### [EXERCISE REQUIREMENTS]
Your task is to restate the data word for word.

┌─ INFORMATION SHOWN

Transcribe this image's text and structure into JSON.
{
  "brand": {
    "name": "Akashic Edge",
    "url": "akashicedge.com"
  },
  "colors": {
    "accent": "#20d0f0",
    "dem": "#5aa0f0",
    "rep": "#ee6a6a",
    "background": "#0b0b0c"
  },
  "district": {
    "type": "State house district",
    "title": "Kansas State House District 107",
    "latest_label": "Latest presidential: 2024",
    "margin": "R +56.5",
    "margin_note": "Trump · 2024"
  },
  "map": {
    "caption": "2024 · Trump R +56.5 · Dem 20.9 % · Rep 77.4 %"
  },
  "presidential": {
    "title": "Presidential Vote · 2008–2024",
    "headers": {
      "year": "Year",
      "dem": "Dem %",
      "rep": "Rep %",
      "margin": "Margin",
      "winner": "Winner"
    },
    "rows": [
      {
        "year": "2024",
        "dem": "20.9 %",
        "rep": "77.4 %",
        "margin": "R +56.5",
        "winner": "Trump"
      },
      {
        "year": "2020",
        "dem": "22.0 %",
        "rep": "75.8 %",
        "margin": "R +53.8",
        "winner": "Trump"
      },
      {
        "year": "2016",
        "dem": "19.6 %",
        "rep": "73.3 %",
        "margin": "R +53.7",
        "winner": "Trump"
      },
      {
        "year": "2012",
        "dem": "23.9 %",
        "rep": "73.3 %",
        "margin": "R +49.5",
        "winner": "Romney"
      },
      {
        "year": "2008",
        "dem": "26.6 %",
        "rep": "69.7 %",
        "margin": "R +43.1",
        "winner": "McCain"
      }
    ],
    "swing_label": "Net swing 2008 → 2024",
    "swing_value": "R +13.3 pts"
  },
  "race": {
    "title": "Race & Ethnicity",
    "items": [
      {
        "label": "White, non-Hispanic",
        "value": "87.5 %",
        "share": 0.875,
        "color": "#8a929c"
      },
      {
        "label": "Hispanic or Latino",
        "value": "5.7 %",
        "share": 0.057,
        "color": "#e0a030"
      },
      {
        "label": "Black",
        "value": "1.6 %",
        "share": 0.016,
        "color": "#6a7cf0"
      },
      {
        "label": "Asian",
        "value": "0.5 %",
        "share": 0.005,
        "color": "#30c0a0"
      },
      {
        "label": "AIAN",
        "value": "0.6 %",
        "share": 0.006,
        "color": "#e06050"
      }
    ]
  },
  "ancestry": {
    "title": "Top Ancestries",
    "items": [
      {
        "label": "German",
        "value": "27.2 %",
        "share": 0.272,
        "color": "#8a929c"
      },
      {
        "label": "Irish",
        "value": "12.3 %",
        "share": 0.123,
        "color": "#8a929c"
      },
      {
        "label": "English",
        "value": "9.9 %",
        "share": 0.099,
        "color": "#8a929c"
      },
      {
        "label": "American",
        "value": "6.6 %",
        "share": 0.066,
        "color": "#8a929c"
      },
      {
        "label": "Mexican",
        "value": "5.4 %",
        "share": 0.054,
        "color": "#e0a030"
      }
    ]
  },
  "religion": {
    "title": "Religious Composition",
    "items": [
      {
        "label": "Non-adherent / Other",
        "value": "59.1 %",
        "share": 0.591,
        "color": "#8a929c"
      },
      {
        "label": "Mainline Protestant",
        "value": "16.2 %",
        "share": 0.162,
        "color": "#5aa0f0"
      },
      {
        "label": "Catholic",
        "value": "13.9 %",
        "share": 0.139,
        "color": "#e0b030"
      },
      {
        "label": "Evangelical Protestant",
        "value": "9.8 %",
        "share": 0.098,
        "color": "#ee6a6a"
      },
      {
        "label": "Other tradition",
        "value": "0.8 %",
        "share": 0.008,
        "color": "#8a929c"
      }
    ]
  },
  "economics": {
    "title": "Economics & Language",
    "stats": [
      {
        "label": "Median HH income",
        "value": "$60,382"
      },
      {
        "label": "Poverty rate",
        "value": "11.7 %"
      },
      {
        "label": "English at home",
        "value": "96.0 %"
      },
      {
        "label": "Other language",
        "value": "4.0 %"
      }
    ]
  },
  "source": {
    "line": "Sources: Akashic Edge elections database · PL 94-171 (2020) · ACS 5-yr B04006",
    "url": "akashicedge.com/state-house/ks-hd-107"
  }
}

└─

### [COMPLETED TASK]
Transcribe this image's text and structure into JSON.
{
  "brand": {
    "name": "Akashic Edge",
    "url": "akashicedge.com"
  },
  "colors": {
    "accent": "#20d0f0",
    "dem": "#5aa0f0",
    "rep": "#ee6a6a",
    "background": "#0b0b0c"
  },
  "district": {
    "type": "State house district",
    "title": "Kansas State House District 107",
    "latest_label": "Latest presidential: 2024",
    "margin": "R +56.5",
    "margin_note": "Trump · 2024"
  },
  "map": {
    "caption": "2024 · Trump R +56.5 · Dem 20.9 % · Rep 77.4 %"
  },
  "presidential": {
    "title": "Presidential Vote · 2008–2024",
    "headers": {
      "year": "Year",
      "dem": "Dem %",
      "rep": "Rep %",
      "margin": "Margin",
      "winner": "Winner"
    },
    "rows": [
      {
        "year": "2024",
        "dem": "20.9 %",
        "rep": "77.4 %",
        "margin": "R +56.5",
        "winner": "Trump"
      },
      {
        "year": "2020",
        "dem": "22.0 %",
        "rep": "75.8 %",
        "margin": "R +53.8",
        "winner": "Trump"
      },
      {
        "year": "2016",
        "dem": "19.6 %",
        "rep": "73.3 %",
        "margin": "R +53.7",
        "winner": "Trump"
      },
      {
        "year": "2012",
        "dem": "23.9 %",
        "rep": "73.3 %",
        "margin": "R +49.5",
        "winner": "Romney"
      },
      {
        "year": "2008",
        "dem": "26.6 %",
        "rep": "69.7 %",
        "margin": "R +43.1",
        "winner": "McCain"
      }
    ],
    "swing_label": "Net swing 2008 → 2024",
    "swing_value": "R +13.3 pts"
  },
  "race": {
    "title": "Race & Ethnicity",
    "items": [
      {
        "label": "White, non-Hispanic",
        "value": "87.5 %",
        "share": 0.875,
        "color": "#8a929c"
      },
      {
        "label": "Hispanic or Latino",
        "value": "5.7 %",
        "share": 0.057,
        "color": "#e0a030"
      },
      {
        "label": "Black",
        "value": "1.6 %",
        "share": 0.016,
        "color": "#6a7cf0"
      },
      {
        "label": "Asian",
        "value": "0.5 %",
        "share": 0.005,
        "color": "#30c0a0"
      },
      {
        "label": "AIAN",
        "value": "0.6 %",
        "share": 0.006,
        "color": "#e06050"
      }
    ]
  },
  "ancestry": {
    "title": "Top Ancestries",
    "items": [
      {
        "label": "German",
        "value": "27.2 %",
        "share": 0.272,
        "color": "#8a929c"
      },
      {
        "label": "Irish",
        "value": "12.3 %",
        "share": 0.123,
        "color": "#8a929c"
      },
      {
        "label": "English",
        "value": "9.9 %",
        "share": 0.099,
        "color": "#8a929c"
      },
      {
        "label": "American",
        "value": "6.6 %",
        "share": 0.066,
        "color": "#8a929c"
      },
      {
        "label": "Mexican",
        "value": "5.4 %",
        "share": 0.054,
        "color": "#e0a030"
      }
    ]
  },
  "religion": {
    "title": "Religious Composition",
    "items": [
      {
        "label": "Non-adherent / Other",
        "value": "59.1 %",
        "share": 0.591,
        "color": "#8a929c"
      },
      {
        "label": "Mainline Protestant",
        "value": "16.2 %",
        "share": 0.162,
        "color": "#5aa0f0"
      },
      {
        "label": "Catholic",
        "value": "13.9 %",
        "share": 0.139,
        "color": "#e0b030"
      },
      {
        "label": "Evangelical Protestant",
        "value": "9.8 %",
        "share": 0.098,
        "color": "#ee6a6a"
      },
      {
        "label": "Other tradition",
        "value": "0.8 %",
        "share": 0.008,
        "color": "#8a929c"
      }
    ]
  },
  "economics": {
    "title": "Economics & Language",
    "stats": [
      {
        "label": "Median HH income",
        "value": "$60,382"
      },
      {
        "label": "Poverty rate",
        "value": "11.7 %"
      },
      {
        "label": "English at home",
        "value": "96.0 %"
      },
      {
        "label": "Other language",
        "value": "4.0 %"
      }
    ]
  },
  "source": {
    "line": "Sources: Akashic Edge elections database · PL 94-171 (2020) · ACS 5-yr B04006",
    "url": "akashicedge.com/state-house/ks-hd-107"
  }
}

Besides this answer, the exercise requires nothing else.